Supplied information
************
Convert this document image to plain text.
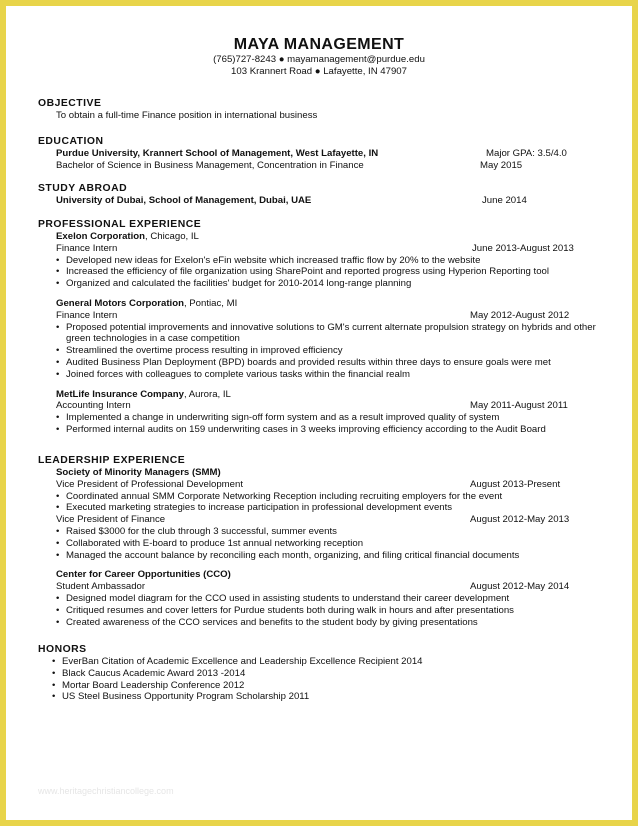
MAYA MANAGEMENT
(765)727-8243 ● mayamanagement@purdue.edu
103 Krannert Road ● Lafayette, IN 47907
OBJECTIVE
To obtain a full-time Finance position in international business
EDUCATION
Purdue University, Krannert School of Management, West Lafayette, IN	Major GPA: 3.5/4.0
Bachelor of Science in Business Management, Concentration in Finance	May 2015
STUDY ABROAD
University of Dubai, School of Management, Dubai, UAE	June 2014
PROFESSIONAL EXPERIENCE
Exelon Corporation, Chicago, IL
Finance Intern	June 2013-August 2013
• Developed new ideas for Exelon's eFin website which increased traffic flow by 20% to the website
• Increased the efficiency of file organization using SharePoint and reported progress using Hyperion Reporting tool
• Organized and calculated the facilities' budget for 2010-2014 long-range planning
General Motors Corporation, Pontiac, MI
Finance Intern	May 2012-August 2012
• Proposed potential improvements and innovative solutions to GM's current alternate propulsion strategy on hybrids and other green technologies in a case competition
• Streamlined the overtime process resulting in improved efficiency
• Audited Business Plan Deployment (BPD) boards and provided results within three days to ensure goals were met
• Joined forces with colleagues to complete various tasks within the financial realm
MetLife Insurance Company, Aurora, IL
Accounting Intern	May 2011-August 2011
• Implemented a change in underwriting sign-off form system and as a result improved quality of system
• Performed internal audits on 159 underwriting cases in 3 weeks improving efficiency according to the Audit Board
LEADERSHIP EXPERIENCE
Society of Minority Managers (SMM)
Vice President of Professional Development	August 2013-Present
• Coordinated annual SMM Corporate Networking Reception including recruiting employers for the event
• Executed marketing strategies to increase participation in professional development events
Vice President of Finance	August 2012-May 2013
• Raised $3000 for the club through 3 successful, summer events
• Collaborated with E-board to produce 1st annual networking reception
• Managed the account balance by reconciling each month, organizing, and filing critical financial documents
Center for Career Opportunities (CCO)
Student Ambassador	August 2012-May 2014
• Designed model diagram for the CCO used in assisting students to understand their career development
• Critiqued resumes and cover letters for Purdue students both during walk in hours and after presentations
• Created awareness of the CCO services and benefits to the student body by giving presentations
HONORS
• EverBan Citation of Academic Excellence and Leadership Excellence Recipient 2014
• Black Caucus Academic Award 2013 -2014
• Mortar Board Leadership Conference 2012
• US Steel Business Opportunity Program Scholarship 2011
www.heritagechristiancollege.com
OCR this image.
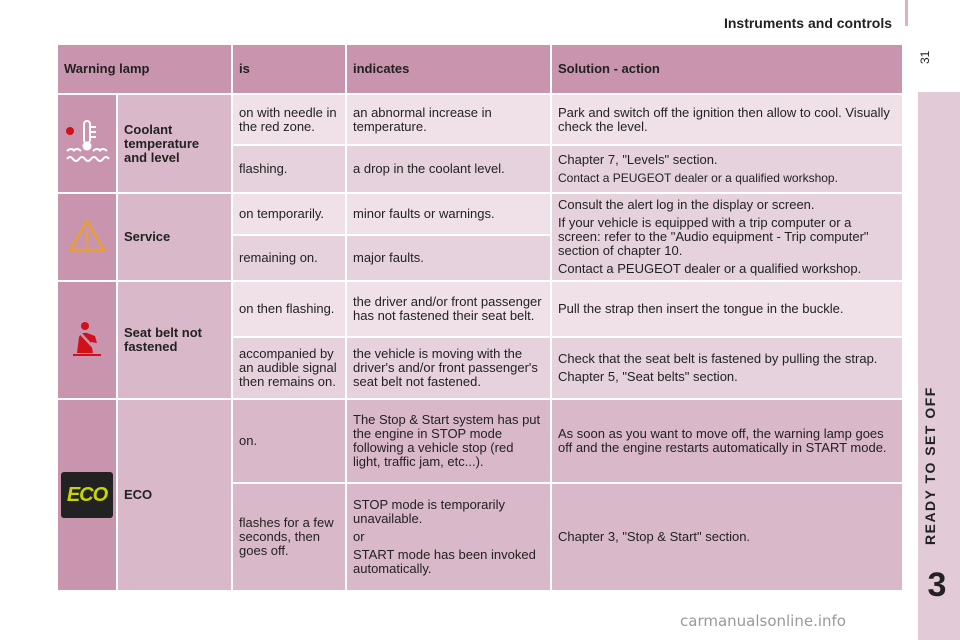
Instruments and controls
31
READY TO SET OFF
3
Warning lamp		is	indicates	Solution - action
	Coolant temperature and level	on with needle in the red zone.	an abnormal increase in temperature.	Park and switch off the ignition then allow to cool. Visually check the level.

		flashing.	a drop in the coolant level.	Chapter 7, "Levels" section.
Contact a PEUGEOT dealer or a qualified workshop.

	Service	on temporarily.	minor faults or warnings.	Consult the alert log in the display or screen.
If your vehicle is equipped with a trip computer or a screen: refer to the "Audio equipment - Trip computer" section of chapter 10.
Contact a PEUGEOT dealer or a qualified workshop.

		remaining on.	major faults.	
	Seat belt not fastened	on then flashing.	the driver and/or front passenger has not fastened their seat belt.	Pull the strap then insert the tongue in the buckle.

		accompanied by an audible signal then remains on.	the vehicle is moving with the driver's and/or front passenger's seat belt not fastened.	Check that the seat belt is fastened by pulling the strap.
Chapter 5, "Seat belts" section.

ECO	ECO	on.	The Stop & Start system has put the engine in STOP mode following a vehicle stop (red light, traffic jam, etc...).	As soon as you want to move off, the warning lamp goes off and the engine restarts automatically in START mode.

		flashes for a few seconds, then goes off.	STOP mode is temporarily unavailable.
or
START mode has been invoked automatically.	Chapter 3, "Stop & Start" section.
carmanualsonline.info
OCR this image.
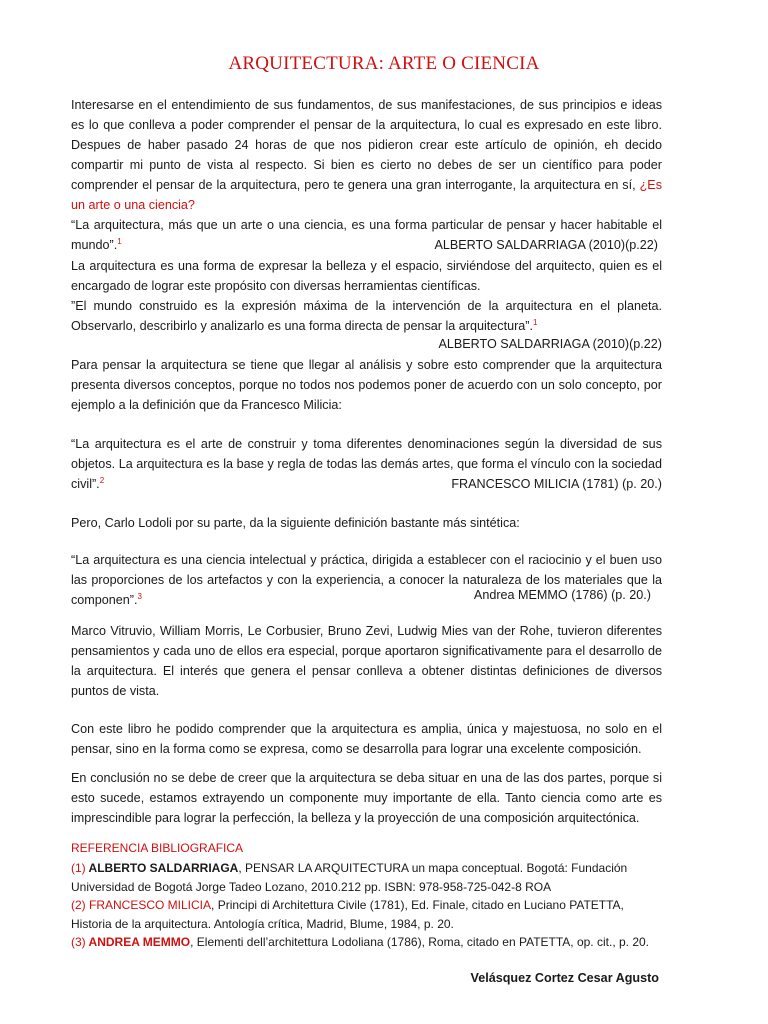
ARQUITECTURA: ARTE O CIENCIA
Interesarse en el entendimiento de sus fundamentos, de sus manifestaciones, de sus principios e ideas es lo que conlleva a poder comprender el pensar de la arquitectura, lo cual es expresado en este libro. Despues de haber pasado 24 horas de que nos pidieron crear este artículo de opinión, eh decido compartir mi punto de vista al respecto. Si bien es cierto no debes de ser un científico para poder comprender el pensar de la arquitectura, pero te genera una gran interrogante, la arquitectura en sí, ¿Es un arte o una ciencia?
“La arquitectura, más que un arte o una ciencia, es una forma particular de pensar y hacer habitable el mundo”.$^1$	ALBERTO SALDARRIAGA (2010)(p.22)
La arquitectura es una forma de expresar la belleza y el espacio, sirviéndose del arquitecto, quien es el encargado de lograr este propósito con diversas herramientas científicas.
”El mundo construido es la expresión máxima de la intervención de la arquitectura en el planeta. Observarlo, describirlo y analizarlo es una forma directa de pensar la arquitectura”.$^1$
ALBERTO SALDARRIAGA (2010)(p.22)
Para pensar la arquitectura se tiene que llegar al análisis y sobre esto comprender que la arquitectura presenta diversos conceptos, porque no todos nos podemos poner de acuerdo con un solo concepto, por ejemplo a la definición que da Francesco Milicia:
“La arquitectura es el arte de construir y toma diferentes denominaciones según la diversidad de sus objetos. La arquitectura es la base y regla de todas las demás artes, que forma el vínculo con la sociedad civil”.$^2$	FRANCESCO MILICIA (1781) (p. 20.)
Pero, Carlo Lodoli por su parte, da la siguiente definición bastante más sintética:
“La arquitectura es una ciencia intelectual y práctica, dirigida a establecer con el raciocinio y el buen uso las proporciones de los artefactos y con la experiencia, a conocer la naturaleza de los materiales que la componen”.$^3$	Andrea MEMMO (1786) (p. 20.)
Marco Vitruvio, William Morris, Le Corbusier, Bruno Zevi, Ludwig Mies van der Rohe, tuvieron diferentes pensamientos y cada uno de ellos era especial, porque aportaron significativamente para el desarrollo de la arquitectura. El interés que genera el pensar conlleva a obtener distintas definiciones de diversos puntos de vista.
Con este libro he podido comprender que la arquitectura es amplia, única y majestuosa, no solo en el pensar, sino en la forma como se expresa, como se desarrolla para lograr una excelente composición.
En conclusión no se debe de creer que la arquitectura se deba situar en una de las dos partes, porque si esto sucede, estamos extrayendo un componente muy importante de ella. Tanto ciencia como arte es imprescindible para lograr la perfección, la belleza y la proyección de una composición arquitectónica.
REFERENCIA BIBLIOGRAFICA
(1) ALBERTO SALDARRIAGA, PENSAR LA ARQUITECTURA un mapa conceptual. Bogotá: Fundación Universidad de Bogotá Jorge Tadeo Lozano, 2010.212 pp. ISBN: 978-958-725-042-8 ROA
(2) FRANCESCO MILICIA, Principi di Architettura Civile (1781), Ed. Finale, citado en Luciano PATETTA, Historia de la arquitectura. Antología crítica, Madrid, Blume, 1984, p. 20.
(3) ANDREA MEMMO, Elementi dell’architettura Lodoliana (1786), Roma, citado en PATETTA, op. cit., p. 20.
Velásquez Cortez Cesar Agusto
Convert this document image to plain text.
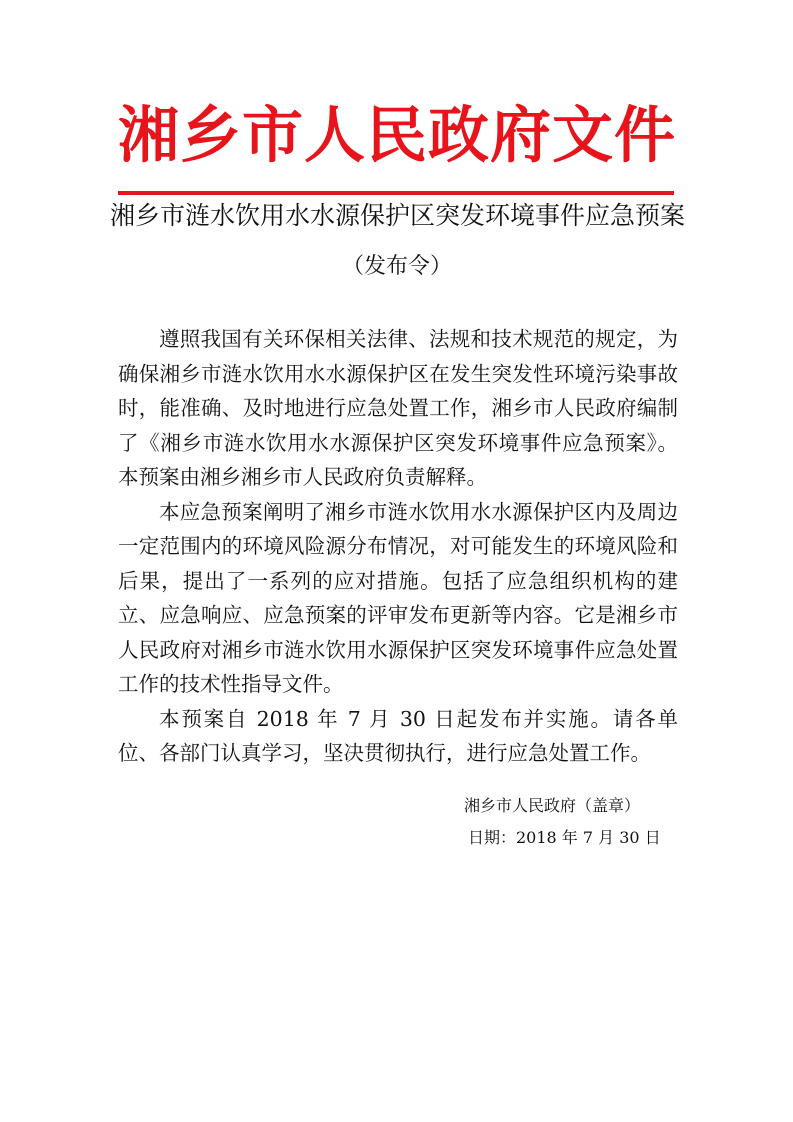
湘乡市人民政府文件
湘乡市涟水饮用水水源保护区突发环境事件应急预案
（发布令）

遵照我国有关环保相关法律、法规和技术规范的规定，为确保湘乡市涟水饮用水水源保护区在发生突发性环境污染事故时，能准确、及时地进行应急处置工作，湘乡市人民政府编制了《湘乡市涟水饮用水水源保护区突发环境事件应急预案》。本预案由湘乡湘乡市人民政府负责解释。

本应急预案阐明了湘乡市涟水饮用水水源保护区内及周边一定范围内的环境风险源分布情况，对可能发生的环境风险和后果，提出了一系列的应对措施。包括了应急组织机构的建立、应急响应、应急预案的评审发布更新等内容。它是湘乡市人民政府对湘乡市涟水饮用水源保护区突发环境事件应急处置工作的技术性指导文件。

本预案自 2018 年 7 月 30 日起发布并实施。请各单位、各部门认真学习，坚决贯彻执行，进行应急处置工作。

湘乡市人民政府（盖章）
日期：2018 年 7 月 30 日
************
Work instructions
Return the lines of the records that include the string "efficiency".

Response below
• Increased the efficiency of file organization using SharePoint and reported progress using Hyperion Reporting tool
• Streamlined the overtime process resulting in improved efficiency
• Performed internal audits on 159 underwriting cases in 3 weeks improving efficiency according to the Audit Board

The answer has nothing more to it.